WHAT THE EXERCISE ASKS | Write the records below out again exactly as given, with no images.

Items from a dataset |

+-------+

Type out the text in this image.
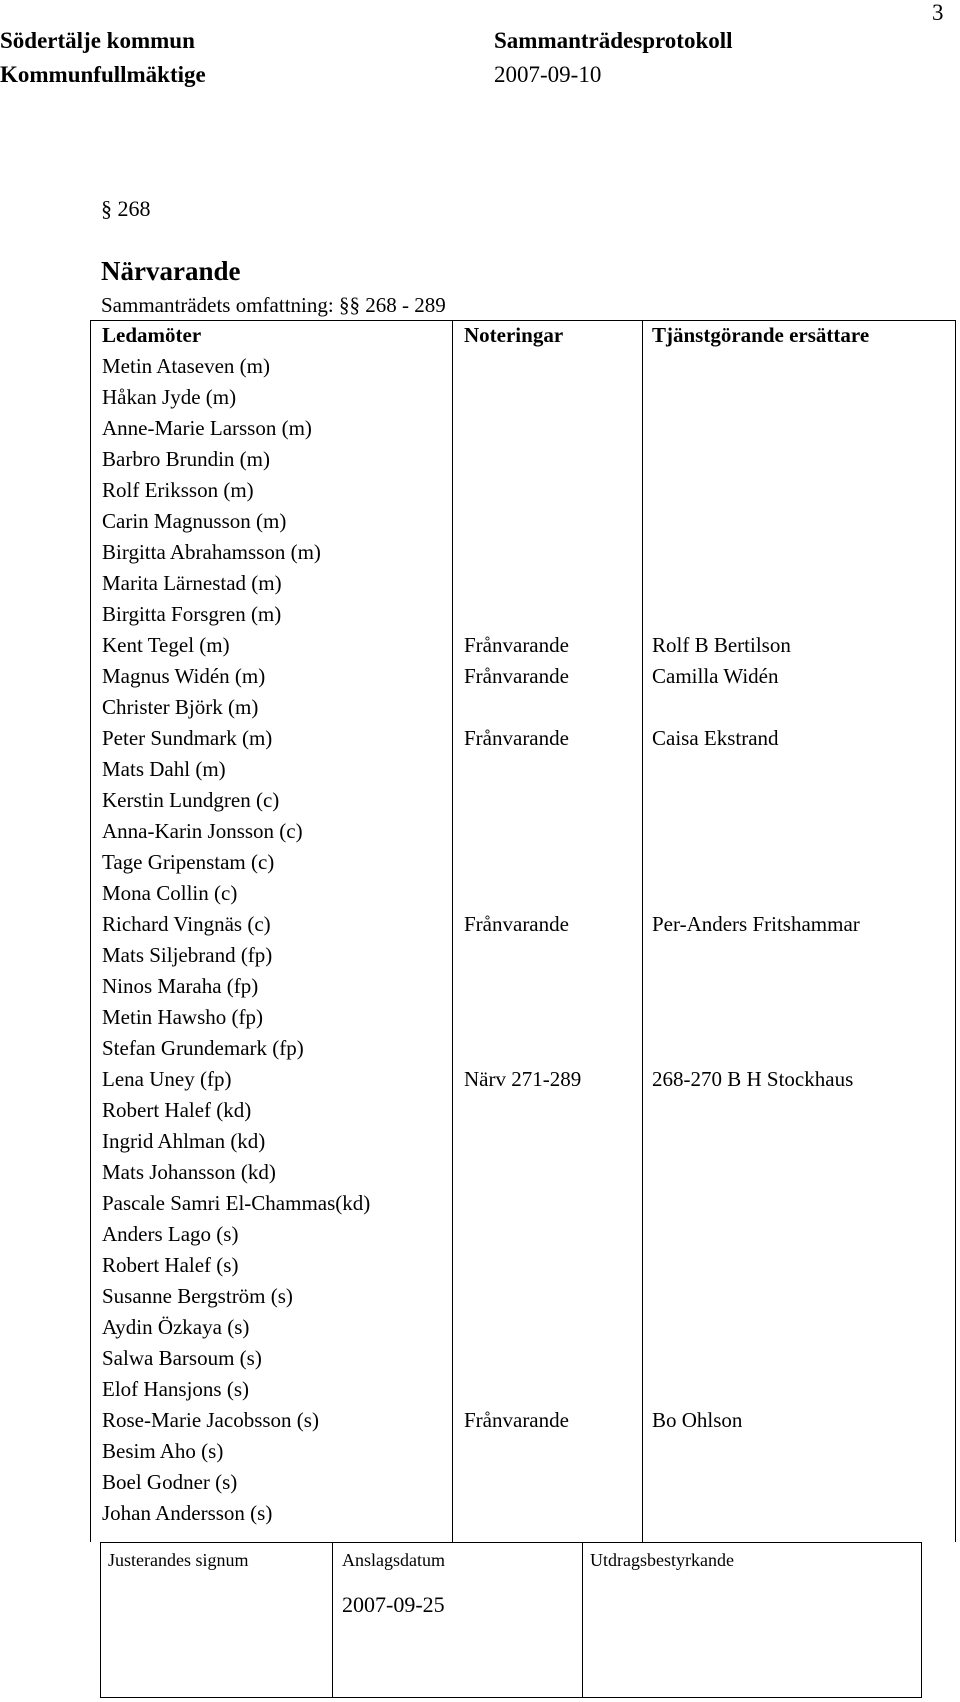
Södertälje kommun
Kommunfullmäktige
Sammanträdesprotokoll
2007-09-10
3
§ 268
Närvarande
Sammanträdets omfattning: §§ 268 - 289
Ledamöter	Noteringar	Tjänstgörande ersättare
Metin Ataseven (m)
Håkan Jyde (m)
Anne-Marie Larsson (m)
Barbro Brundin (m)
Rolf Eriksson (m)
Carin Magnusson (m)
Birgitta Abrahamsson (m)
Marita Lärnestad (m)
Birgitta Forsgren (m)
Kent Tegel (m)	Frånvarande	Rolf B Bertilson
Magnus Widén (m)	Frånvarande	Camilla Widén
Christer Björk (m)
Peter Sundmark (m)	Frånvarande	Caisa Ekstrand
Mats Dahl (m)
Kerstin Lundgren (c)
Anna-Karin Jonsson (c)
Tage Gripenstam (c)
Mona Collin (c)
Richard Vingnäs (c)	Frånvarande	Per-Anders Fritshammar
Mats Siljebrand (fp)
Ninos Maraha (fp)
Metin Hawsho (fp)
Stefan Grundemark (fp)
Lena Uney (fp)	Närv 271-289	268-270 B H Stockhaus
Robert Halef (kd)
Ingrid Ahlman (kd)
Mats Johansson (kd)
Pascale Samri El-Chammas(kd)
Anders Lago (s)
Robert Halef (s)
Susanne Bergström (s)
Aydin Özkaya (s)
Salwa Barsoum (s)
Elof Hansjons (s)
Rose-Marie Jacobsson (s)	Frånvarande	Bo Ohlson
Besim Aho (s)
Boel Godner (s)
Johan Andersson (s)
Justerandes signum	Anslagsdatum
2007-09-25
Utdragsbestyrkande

+-------+

ANSWER FOR THE TASK |
Type out the text in this image.
Södertälje kommun
Kommunfullmäktige
Sammanträdesprotokoll
2007-09-10
3
§ 268
Närvarande
Sammanträdets omfattning: §§ 268 - 289
Ledamöter	Noteringar	Tjänstgörande ersättare
Metin Ataseven (m)
Håkan Jyde (m)
Anne-Marie Larsson (m)
Barbro Brundin (m)
Rolf Eriksson (m)
Carin Magnusson (m)
Birgitta Abrahamsson (m)
Marita Lärnestad (m)
Birgitta Forsgren (m)
Kent Tegel (m)	Frånvarande	Rolf B Bertilson
Magnus Widén (m)	Frånvarande	Camilla Widén
Christer Björk (m)
Peter Sundmark (m)	Frånvarande	Caisa Ekstrand
Mats Dahl (m)
Kerstin Lundgren (c)
Anna-Karin Jonsson (c)
Tage Gripenstam (c)
Mona Collin (c)
Richard Vingnäs (c)	Frånvarande	Per-Anders Fritshammar
Mats Siljebrand (fp)
Ninos Maraha (fp)
Metin Hawsho (fp)
Stefan Grundemark (fp)
Lena Uney (fp)	Närv 271-289	268-270 B H Stockhaus
Robert Halef (kd)
Ingrid Ahlman (kd)
Mats Johansson (kd)
Pascale Samri El-Chammas(kd)
Anders Lago (s)
Robert Halef (s)
Susanne Bergström (s)
Aydin Özkaya (s)
Salwa Barsoum (s)
Elof Hansjons (s)
Rose-Marie Jacobsson (s)	Frånvarande	Bo Ohlson
Besim Aho (s)
Boel Godner (s)
Johan Andersson (s)
Justerandes signum	Anslagsdatum
2007-09-25
Utdragsbestyrkande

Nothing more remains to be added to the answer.